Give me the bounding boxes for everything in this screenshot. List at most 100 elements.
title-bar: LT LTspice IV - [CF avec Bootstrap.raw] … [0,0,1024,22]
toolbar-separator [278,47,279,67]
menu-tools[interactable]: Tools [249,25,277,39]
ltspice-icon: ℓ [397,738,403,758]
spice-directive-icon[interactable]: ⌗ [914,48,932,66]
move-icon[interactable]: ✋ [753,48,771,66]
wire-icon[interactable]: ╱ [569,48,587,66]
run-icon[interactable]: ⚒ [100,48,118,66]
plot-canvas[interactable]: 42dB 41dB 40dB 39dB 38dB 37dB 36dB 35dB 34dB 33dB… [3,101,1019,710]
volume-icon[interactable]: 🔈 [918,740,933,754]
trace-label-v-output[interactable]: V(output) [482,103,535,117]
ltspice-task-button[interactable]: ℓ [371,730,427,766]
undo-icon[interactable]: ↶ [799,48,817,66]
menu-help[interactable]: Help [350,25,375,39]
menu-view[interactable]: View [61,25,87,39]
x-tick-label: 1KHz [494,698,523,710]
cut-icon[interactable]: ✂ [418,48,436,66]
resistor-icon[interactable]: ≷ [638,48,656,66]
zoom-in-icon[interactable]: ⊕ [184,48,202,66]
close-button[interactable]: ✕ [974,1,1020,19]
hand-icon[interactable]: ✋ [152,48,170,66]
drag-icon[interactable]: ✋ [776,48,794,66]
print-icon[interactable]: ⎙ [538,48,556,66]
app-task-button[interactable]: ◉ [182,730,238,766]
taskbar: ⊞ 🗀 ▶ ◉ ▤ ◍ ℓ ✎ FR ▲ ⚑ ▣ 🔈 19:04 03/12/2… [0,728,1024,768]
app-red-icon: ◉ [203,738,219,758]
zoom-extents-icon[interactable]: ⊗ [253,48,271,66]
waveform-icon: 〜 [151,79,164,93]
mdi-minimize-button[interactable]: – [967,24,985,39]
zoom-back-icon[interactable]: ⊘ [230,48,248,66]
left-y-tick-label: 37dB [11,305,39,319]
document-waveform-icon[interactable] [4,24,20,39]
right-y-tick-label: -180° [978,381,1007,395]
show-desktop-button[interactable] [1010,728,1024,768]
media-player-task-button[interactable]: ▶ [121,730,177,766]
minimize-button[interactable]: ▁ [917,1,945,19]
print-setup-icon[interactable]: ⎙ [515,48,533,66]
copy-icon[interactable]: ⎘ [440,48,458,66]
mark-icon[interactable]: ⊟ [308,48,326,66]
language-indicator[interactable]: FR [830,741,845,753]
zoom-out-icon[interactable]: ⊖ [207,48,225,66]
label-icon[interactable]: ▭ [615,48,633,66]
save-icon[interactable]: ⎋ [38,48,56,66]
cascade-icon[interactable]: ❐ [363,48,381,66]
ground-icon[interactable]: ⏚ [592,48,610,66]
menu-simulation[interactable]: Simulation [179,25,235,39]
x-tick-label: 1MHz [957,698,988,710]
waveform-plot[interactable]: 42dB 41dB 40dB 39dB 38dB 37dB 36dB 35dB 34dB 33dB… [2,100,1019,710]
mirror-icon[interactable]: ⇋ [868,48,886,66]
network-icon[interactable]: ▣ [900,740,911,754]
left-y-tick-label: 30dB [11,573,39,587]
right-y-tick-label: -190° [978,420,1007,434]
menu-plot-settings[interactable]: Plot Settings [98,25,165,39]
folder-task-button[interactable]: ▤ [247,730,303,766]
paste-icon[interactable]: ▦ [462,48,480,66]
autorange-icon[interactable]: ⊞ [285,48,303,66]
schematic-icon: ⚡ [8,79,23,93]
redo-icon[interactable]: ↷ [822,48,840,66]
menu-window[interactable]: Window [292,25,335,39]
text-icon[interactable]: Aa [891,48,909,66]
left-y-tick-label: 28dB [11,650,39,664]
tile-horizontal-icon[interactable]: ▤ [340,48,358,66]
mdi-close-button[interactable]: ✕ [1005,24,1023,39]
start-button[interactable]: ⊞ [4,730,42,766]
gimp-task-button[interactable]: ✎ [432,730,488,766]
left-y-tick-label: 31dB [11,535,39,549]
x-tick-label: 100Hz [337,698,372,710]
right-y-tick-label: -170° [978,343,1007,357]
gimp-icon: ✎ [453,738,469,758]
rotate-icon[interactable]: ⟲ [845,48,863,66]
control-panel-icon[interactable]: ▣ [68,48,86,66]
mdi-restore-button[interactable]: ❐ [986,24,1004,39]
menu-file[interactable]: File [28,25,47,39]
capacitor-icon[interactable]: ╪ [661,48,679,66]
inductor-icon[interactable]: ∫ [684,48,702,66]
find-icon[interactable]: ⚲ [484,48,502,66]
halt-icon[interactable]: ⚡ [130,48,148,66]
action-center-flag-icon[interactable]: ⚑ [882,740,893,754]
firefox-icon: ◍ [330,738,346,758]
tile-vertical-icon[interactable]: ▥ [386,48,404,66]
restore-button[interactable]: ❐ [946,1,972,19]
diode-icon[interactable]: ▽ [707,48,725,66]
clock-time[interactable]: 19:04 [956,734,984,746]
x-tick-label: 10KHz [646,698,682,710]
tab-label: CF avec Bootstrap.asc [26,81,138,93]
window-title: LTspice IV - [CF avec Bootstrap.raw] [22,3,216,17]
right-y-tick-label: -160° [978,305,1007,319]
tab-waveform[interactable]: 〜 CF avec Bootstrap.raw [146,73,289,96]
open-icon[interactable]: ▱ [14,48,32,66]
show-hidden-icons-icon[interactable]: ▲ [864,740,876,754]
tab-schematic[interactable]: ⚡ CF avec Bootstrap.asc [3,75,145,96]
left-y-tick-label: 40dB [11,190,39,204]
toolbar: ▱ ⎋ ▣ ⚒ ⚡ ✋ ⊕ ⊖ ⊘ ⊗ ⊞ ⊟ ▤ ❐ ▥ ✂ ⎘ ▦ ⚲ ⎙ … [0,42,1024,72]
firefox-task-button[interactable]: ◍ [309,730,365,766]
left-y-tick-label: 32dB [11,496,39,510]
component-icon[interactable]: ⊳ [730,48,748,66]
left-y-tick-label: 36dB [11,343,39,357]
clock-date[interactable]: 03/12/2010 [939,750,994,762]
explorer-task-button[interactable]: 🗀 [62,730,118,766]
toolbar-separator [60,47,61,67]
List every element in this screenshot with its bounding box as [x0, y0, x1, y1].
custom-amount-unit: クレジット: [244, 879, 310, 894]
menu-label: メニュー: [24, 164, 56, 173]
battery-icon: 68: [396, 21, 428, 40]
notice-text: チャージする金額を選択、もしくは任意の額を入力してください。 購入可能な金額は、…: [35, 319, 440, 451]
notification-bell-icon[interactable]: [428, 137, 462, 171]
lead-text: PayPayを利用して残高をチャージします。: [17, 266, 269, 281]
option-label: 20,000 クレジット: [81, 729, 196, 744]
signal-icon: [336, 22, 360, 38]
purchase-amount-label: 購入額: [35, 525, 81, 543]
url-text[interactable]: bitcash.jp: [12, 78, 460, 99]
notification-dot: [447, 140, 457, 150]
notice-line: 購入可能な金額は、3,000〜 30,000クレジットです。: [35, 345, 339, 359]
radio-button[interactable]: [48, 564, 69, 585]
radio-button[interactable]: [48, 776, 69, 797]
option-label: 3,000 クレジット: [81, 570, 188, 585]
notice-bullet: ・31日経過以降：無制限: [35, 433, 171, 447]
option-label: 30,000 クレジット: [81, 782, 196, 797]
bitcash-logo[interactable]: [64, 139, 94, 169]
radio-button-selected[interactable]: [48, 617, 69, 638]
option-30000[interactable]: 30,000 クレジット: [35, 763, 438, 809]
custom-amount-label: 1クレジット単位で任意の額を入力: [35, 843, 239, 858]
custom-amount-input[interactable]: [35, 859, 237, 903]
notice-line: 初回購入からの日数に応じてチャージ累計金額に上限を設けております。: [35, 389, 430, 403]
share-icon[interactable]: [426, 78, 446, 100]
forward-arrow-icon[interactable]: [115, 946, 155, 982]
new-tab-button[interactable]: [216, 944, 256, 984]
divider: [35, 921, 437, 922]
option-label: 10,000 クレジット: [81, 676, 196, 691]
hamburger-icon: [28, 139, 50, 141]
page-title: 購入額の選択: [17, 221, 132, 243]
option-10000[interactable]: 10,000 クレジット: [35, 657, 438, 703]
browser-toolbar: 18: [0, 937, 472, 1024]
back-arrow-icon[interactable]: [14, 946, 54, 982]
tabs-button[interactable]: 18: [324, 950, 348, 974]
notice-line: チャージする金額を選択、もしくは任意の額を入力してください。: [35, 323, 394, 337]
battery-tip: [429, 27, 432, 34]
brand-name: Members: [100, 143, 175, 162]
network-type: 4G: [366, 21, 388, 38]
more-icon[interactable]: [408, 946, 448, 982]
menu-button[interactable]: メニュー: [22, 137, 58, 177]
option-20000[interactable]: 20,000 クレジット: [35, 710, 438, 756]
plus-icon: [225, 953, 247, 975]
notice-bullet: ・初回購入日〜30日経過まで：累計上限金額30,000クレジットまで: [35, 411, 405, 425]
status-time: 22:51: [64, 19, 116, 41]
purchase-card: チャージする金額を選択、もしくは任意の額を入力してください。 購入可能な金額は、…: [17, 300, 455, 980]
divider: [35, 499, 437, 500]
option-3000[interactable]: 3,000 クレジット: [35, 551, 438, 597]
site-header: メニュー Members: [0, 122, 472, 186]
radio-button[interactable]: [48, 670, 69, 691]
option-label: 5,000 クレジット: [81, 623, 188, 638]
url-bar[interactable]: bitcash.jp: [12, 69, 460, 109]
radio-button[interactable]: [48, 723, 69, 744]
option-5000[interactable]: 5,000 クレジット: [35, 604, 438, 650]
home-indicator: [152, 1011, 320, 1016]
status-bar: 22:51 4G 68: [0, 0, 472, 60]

-*-

■ **What is expected**
Copy out the records above unchanged, everything from the first line down through the line containing "run-icon[interactable]: ⚒ [100,48,118,66]", with both of those lines included.

■ **Problem solution**
Give me the bounding boxes for everything in this screenshot. List at most 100 elements.
title-bar: LT LTspice IV - [CF avec Bootstrap.raw] … [0,0,1024,22]
toolbar-separator [278,47,279,67]
menu-tools[interactable]: Tools [249,25,277,39]
ltspice-icon: ℓ [397,738,403,758]
spice-directive-icon[interactable]: ⌗ [914,48,932,66]
move-icon[interactable]: ✋ [753,48,771,66]
wire-icon[interactable]: ╱ [569,48,587,66]
run-icon[interactable]: ⚒ [100,48,118,66]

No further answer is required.